Collected data entries
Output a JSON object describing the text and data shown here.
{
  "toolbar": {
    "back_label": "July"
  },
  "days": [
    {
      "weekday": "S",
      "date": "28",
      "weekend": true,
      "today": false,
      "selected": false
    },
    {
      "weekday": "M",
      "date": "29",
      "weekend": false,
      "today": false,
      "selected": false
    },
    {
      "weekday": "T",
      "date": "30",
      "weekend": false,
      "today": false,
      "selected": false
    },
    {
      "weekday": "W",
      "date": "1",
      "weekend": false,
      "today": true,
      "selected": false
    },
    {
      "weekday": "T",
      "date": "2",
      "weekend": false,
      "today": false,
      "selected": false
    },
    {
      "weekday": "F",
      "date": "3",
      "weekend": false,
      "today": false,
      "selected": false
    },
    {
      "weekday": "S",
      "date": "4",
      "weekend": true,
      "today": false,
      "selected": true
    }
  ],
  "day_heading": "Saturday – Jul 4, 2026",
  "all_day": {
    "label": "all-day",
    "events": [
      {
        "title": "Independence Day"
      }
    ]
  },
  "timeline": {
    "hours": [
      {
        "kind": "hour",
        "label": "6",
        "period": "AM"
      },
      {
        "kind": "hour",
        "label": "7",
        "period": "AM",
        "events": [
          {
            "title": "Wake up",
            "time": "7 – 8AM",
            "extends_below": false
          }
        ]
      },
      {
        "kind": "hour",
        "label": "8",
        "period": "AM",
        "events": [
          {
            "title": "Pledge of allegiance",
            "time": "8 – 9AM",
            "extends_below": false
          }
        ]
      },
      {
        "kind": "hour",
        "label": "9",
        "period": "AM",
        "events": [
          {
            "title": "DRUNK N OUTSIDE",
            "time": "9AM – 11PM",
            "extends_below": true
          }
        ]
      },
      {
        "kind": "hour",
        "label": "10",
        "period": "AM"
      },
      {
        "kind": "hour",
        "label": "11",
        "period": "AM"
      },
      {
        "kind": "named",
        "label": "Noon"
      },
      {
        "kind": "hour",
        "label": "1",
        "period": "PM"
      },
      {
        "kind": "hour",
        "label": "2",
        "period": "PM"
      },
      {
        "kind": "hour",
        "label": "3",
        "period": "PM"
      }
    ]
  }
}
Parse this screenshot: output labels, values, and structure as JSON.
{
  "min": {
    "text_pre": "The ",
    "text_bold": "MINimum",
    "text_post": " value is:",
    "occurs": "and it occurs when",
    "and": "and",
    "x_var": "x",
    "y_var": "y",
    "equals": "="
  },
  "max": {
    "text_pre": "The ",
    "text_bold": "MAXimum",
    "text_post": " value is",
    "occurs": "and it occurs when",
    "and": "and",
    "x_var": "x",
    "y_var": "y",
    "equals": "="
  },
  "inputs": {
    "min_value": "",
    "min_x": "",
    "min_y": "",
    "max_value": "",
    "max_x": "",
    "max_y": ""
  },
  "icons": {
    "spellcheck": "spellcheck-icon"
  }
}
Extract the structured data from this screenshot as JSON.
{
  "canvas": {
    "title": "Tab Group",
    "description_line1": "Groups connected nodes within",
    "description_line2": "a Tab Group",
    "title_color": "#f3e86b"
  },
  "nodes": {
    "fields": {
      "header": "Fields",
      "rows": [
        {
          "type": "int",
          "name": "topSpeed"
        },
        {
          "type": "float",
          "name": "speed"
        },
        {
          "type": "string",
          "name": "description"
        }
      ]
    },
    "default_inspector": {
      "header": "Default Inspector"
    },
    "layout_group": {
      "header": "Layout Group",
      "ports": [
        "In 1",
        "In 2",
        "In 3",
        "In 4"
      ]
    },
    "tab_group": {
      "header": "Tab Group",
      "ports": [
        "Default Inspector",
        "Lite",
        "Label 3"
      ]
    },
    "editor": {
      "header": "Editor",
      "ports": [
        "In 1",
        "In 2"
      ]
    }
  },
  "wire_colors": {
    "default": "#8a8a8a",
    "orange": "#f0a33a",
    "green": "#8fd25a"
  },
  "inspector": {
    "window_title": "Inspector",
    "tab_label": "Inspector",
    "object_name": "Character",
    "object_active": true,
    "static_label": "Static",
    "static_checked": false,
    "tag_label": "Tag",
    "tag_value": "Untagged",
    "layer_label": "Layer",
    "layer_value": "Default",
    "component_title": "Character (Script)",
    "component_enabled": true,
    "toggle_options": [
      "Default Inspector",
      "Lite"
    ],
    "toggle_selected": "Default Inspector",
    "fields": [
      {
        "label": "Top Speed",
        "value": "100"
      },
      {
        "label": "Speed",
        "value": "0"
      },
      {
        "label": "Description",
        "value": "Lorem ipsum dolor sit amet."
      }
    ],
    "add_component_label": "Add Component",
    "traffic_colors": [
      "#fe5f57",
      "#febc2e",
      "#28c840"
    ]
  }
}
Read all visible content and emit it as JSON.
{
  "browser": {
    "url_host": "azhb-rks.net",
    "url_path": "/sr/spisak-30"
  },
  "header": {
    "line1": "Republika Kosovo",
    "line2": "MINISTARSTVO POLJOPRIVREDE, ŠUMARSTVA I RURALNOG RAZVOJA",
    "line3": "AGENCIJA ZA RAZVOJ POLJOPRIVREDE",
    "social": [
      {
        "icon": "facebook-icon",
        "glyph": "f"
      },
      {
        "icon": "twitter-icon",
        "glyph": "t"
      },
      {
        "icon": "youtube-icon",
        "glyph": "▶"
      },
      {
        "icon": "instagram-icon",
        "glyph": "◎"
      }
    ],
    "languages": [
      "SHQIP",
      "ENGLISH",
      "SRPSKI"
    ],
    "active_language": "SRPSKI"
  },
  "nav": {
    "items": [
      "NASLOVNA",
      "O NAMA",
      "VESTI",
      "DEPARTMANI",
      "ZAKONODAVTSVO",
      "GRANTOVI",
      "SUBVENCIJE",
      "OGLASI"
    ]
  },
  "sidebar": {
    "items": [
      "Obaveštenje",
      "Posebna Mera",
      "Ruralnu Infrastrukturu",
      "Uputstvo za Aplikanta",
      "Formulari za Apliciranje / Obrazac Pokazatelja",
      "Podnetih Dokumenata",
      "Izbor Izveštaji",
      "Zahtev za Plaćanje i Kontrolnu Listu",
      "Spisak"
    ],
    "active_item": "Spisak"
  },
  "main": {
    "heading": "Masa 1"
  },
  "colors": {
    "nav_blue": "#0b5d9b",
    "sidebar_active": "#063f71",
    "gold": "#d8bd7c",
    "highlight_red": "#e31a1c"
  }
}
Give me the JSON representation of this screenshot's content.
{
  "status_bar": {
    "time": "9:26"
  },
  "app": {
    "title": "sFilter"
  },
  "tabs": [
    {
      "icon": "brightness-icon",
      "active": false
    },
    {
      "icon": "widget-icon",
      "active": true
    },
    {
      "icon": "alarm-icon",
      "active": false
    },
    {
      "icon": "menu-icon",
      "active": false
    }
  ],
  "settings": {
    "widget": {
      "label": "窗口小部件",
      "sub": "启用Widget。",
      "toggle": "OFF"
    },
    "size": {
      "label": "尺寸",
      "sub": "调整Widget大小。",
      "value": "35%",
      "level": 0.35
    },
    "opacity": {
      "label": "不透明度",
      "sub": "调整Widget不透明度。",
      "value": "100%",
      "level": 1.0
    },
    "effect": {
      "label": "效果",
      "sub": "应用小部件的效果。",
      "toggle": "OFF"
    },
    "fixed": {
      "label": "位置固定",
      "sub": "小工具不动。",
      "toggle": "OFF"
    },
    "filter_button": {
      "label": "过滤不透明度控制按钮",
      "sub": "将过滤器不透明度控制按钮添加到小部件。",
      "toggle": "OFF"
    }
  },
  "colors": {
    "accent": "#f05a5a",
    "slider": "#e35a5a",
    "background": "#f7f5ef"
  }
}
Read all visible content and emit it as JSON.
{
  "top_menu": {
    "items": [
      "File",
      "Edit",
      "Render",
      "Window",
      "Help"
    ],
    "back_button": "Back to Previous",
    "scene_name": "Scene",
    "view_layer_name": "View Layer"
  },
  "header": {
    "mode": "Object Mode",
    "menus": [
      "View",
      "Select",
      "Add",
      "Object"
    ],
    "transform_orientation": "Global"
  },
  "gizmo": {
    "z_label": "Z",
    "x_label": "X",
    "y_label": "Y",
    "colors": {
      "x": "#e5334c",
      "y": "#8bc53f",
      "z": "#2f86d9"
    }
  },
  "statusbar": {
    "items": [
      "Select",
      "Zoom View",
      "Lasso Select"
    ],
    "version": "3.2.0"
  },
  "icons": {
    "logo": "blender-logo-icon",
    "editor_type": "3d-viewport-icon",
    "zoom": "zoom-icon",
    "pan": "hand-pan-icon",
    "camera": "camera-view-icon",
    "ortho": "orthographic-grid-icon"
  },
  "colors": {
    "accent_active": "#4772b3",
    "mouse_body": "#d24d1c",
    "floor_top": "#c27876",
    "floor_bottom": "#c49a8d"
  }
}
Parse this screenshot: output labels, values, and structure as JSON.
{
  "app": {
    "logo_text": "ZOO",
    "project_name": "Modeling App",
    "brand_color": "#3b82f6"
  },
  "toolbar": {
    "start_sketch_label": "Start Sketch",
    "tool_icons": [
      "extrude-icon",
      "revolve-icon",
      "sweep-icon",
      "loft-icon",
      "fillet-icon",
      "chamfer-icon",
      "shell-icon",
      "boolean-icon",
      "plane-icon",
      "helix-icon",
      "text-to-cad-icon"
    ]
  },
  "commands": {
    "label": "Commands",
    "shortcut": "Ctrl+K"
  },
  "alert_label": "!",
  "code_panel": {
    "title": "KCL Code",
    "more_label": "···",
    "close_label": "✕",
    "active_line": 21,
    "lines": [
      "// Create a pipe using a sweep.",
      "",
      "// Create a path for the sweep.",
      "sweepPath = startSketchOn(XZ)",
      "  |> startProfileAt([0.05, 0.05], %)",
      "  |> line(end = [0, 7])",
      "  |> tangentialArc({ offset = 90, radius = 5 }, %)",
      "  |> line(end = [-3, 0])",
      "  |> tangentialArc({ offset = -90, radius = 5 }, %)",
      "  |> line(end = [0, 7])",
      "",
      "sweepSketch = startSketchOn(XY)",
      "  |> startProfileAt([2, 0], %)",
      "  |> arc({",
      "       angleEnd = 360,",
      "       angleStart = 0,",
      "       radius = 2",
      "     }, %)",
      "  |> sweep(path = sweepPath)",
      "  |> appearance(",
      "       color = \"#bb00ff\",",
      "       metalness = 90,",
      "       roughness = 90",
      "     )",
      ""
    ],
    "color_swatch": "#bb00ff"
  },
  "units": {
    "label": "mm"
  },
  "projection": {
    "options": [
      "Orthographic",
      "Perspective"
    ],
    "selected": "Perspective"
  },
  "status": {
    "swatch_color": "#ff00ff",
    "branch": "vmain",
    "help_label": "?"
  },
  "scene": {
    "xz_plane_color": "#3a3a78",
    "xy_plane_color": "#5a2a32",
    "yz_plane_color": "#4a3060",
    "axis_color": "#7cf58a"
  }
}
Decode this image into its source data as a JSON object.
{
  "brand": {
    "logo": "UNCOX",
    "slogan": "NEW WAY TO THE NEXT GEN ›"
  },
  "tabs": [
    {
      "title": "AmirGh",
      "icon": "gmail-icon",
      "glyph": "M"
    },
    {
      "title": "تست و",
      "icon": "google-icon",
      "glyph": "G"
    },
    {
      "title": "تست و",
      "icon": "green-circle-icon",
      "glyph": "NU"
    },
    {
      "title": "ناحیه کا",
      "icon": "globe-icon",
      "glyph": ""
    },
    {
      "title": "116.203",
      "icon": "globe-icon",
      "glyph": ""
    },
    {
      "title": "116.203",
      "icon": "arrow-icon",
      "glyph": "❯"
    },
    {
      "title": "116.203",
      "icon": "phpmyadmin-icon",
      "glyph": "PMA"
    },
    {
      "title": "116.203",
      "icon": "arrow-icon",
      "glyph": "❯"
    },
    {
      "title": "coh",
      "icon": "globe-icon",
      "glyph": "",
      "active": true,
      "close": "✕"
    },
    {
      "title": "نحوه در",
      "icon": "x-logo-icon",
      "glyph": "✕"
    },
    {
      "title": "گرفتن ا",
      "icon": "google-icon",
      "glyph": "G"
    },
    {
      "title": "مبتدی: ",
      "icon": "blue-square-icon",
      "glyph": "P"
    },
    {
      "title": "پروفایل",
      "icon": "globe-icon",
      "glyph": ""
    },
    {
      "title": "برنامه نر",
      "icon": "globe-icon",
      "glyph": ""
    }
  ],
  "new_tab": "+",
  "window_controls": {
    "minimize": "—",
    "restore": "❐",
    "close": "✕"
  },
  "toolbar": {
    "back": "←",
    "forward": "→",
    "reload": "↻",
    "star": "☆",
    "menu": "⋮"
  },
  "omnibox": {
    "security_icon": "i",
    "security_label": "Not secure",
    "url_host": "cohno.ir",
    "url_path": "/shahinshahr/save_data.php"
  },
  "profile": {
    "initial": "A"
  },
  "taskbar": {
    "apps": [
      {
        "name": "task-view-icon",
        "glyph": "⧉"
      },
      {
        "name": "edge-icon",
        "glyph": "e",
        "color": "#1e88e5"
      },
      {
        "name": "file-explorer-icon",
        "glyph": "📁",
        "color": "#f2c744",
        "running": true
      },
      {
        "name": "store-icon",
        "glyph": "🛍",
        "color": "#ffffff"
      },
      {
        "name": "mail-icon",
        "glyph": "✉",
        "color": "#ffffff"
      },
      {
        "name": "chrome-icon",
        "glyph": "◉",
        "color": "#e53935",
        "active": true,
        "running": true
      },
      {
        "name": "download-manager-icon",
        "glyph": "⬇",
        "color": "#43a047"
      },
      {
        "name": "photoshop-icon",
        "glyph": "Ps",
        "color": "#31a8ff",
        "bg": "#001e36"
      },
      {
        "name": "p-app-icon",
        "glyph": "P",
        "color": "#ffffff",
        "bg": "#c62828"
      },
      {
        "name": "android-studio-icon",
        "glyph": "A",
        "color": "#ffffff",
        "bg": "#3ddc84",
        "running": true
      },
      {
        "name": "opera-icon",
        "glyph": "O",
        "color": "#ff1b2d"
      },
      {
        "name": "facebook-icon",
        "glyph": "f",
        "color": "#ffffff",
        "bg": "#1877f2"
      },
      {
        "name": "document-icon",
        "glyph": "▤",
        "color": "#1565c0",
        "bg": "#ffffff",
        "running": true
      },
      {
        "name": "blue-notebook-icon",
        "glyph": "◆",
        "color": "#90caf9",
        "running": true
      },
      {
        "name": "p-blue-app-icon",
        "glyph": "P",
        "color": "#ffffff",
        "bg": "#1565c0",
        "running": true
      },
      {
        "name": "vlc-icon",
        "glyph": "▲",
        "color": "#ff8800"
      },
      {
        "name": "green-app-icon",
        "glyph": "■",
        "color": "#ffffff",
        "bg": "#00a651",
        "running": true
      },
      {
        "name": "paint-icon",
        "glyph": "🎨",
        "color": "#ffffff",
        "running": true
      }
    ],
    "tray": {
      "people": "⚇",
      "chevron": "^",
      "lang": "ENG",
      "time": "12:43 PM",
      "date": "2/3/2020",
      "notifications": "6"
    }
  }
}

## PROBLEM DESCRIPTION
Only lines that contain the word "this" are wanted; copy each of them.

## RESPONSE
Parse this screenshot: output labels, values, and structure as JSON.
Extract the structured data from this screenshot as JSON.
Give me the JSON representation of this screenshot's content.
Parse this screenshot: output labels, values, and structure as JSON.
Decode this image into its source data as a JSON object.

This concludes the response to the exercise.